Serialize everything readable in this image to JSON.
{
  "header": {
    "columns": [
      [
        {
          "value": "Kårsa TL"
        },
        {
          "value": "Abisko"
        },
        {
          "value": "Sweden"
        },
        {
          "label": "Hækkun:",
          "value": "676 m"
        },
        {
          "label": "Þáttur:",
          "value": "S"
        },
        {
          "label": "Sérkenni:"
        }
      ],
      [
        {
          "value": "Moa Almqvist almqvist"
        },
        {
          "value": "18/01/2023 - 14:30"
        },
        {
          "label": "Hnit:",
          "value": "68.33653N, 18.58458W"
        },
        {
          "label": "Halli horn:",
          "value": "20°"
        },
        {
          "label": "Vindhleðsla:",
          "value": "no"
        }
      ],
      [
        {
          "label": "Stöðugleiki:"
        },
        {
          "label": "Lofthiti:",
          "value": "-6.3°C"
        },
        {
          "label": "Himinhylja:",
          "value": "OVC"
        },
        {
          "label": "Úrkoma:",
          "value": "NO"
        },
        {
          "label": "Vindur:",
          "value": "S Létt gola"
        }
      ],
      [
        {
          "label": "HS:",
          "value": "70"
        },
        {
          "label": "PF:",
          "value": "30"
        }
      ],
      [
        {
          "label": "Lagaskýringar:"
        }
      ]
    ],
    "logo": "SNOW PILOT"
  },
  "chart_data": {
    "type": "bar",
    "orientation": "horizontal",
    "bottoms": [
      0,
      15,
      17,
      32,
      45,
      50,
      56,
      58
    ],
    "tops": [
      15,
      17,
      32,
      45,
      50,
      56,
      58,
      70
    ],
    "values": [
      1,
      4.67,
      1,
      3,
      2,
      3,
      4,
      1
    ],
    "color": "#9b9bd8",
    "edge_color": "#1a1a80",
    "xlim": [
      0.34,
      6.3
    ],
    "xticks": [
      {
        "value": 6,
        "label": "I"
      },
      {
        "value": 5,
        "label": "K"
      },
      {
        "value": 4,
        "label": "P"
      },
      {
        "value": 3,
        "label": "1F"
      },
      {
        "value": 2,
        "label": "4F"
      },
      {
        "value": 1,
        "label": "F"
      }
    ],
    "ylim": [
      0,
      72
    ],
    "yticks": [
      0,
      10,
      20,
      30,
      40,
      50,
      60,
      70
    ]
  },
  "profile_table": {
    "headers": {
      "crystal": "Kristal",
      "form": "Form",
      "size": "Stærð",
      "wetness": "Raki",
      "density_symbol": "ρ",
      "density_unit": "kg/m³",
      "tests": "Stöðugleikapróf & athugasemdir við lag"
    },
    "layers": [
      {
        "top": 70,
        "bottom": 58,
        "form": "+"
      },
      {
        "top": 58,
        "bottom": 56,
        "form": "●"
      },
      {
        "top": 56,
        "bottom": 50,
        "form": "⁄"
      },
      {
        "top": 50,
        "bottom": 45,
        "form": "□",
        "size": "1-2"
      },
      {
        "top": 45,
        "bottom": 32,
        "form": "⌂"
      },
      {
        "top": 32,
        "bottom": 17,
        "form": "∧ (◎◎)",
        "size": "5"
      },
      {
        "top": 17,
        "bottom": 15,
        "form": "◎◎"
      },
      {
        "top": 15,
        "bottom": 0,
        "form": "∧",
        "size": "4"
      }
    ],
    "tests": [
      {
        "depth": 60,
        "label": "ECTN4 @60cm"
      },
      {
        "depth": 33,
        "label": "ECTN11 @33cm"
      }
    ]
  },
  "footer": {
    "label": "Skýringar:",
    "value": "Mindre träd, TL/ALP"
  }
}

# # # # # # #

### Set problem
Reproduce the complete set of lines precisely as supplied.

### Full output
Serialize everything readable in this image to JSON.
{
  "header": {
    "columns": [
      [
        {
          "value": "Kårsa TL"
        },
        {
          "value": "Abisko"
        },
        {
          "value": "Sweden"
        },
        {
          "label": "Hækkun:",
          "value": "676 m"
        },
        {
          "label": "Þáttur:",
          "value": "S"
        },
        {
          "label": "Sérkenni:"
        }
      ],
      [
        {
          "value": "Moa Almqvist almqvist"
        },
        {
          "value": "18/01/2023 - 14:30"
        },
        {
          "label": "Hnit:",
          "value": "68.33653N, 18.58458W"
        },
        {
          "label": "Halli horn:",
          "value": "20°"
        },
        {
          "label": "Vindhleðsla:",
          "value": "no"
        }
      ],
      [
        {
          "label": "Stöðugleiki:"
        },
        {
          "label": "Lofthiti:",
          "value": "-6.3°C"
        },
        {
          "label": "Himinhylja:",
          "value": "OVC"
        },
        {
          "label": "Úrkoma:",
          "value": "NO"
        },
        {
          "label": "Vindur:",
          "value": "S Létt gola"
        }
      ],
      [
        {
          "label": "HS:",
          "value": "70"
        },
        {
          "label": "PF:",
          "value": "30"
        }
      ],
      [
        {
          "label": "Lagaskýringar:"
        }
      ]
    ],
    "logo": "SNOW PILOT"
  },
  "chart_data": {
    "type": "bar",
    "orientation": "horizontal",
    "bottoms": [
      0,
      15,
      17,
      32,
      45,
      50,
      56,
      58
    ],
    "tops": [
      15,
      17,
      32,
      45,
      50,
      56,
      58,
      70
    ],
    "values": [
      1,
      4.67,
      1,
      3,
      2,
      3,
      4,
      1
    ],
    "color": "#9b9bd8",
    "edge_color": "#1a1a80",
    "xlim": [
      0.34,
      6.3
    ],
    "xticks": [
      {
        "value": 6,
        "label": "I"
      },
      {
        "value": 5,
        "label": "K"
      },
      {
        "value": 4,
        "label": "P"
      },
      {
        "value": 3,
        "label": "1F"
      },
      {
        "value": 2,
        "label": "4F"
      },
      {
        "value": 1,
        "label": "F"
      }
    ],
    "ylim": [
      0,
      72
    ],
    "yticks": [
      0,
      10,
      20,
      30,
      40,
      50,
      60,
      70
    ]
  },
  "profile_table": {
    "headers": {
      "crystal": "Kristal",
      "form": "Form",
      "size": "Stærð",
      "wetness": "Raki",
      "density_symbol": "ρ",
      "density_unit": "kg/m³",
      "tests": "Stöðugleikapróf & athugasemdir við lag"
    },
    "layers": [
      {
        "top": 70,
        "bottom": 58,
        "form": "+"
      },
      {
        "top": 58,
        "bottom": 56,
        "form": "●"
      },
      {
        "top": 56,
        "bottom": 50,
        "form": "⁄"
      },
      {
        "top": 50,
        "bottom": 45,
        "form": "□",
        "size": "1-2"
      },
      {
        "top": 45,
        "bottom": 32,
        "form": "⌂"
      },
      {
        "top": 32,
        "bottom": 17,
        "form": "∧ (◎◎)",
        "size": "5"
      },
      {
        "top": 17,
        "bottom": 15,
        "form": "◎◎"
      },
      {
        "top": 15,
        "bottom": 0,
        "form": "∧",
        "size": "4"
      }
    ],
    "tests": [
      {
        "depth": 60,
        "label": "ECTN4 @60cm"
      },
      {
        "depth": 33,
        "label": "ECTN11 @33cm"
      }
    ]
  },
  "footer": {
    "label": "Skýringar:",
    "value": "Mindre träd, TL/ALP"
  }
}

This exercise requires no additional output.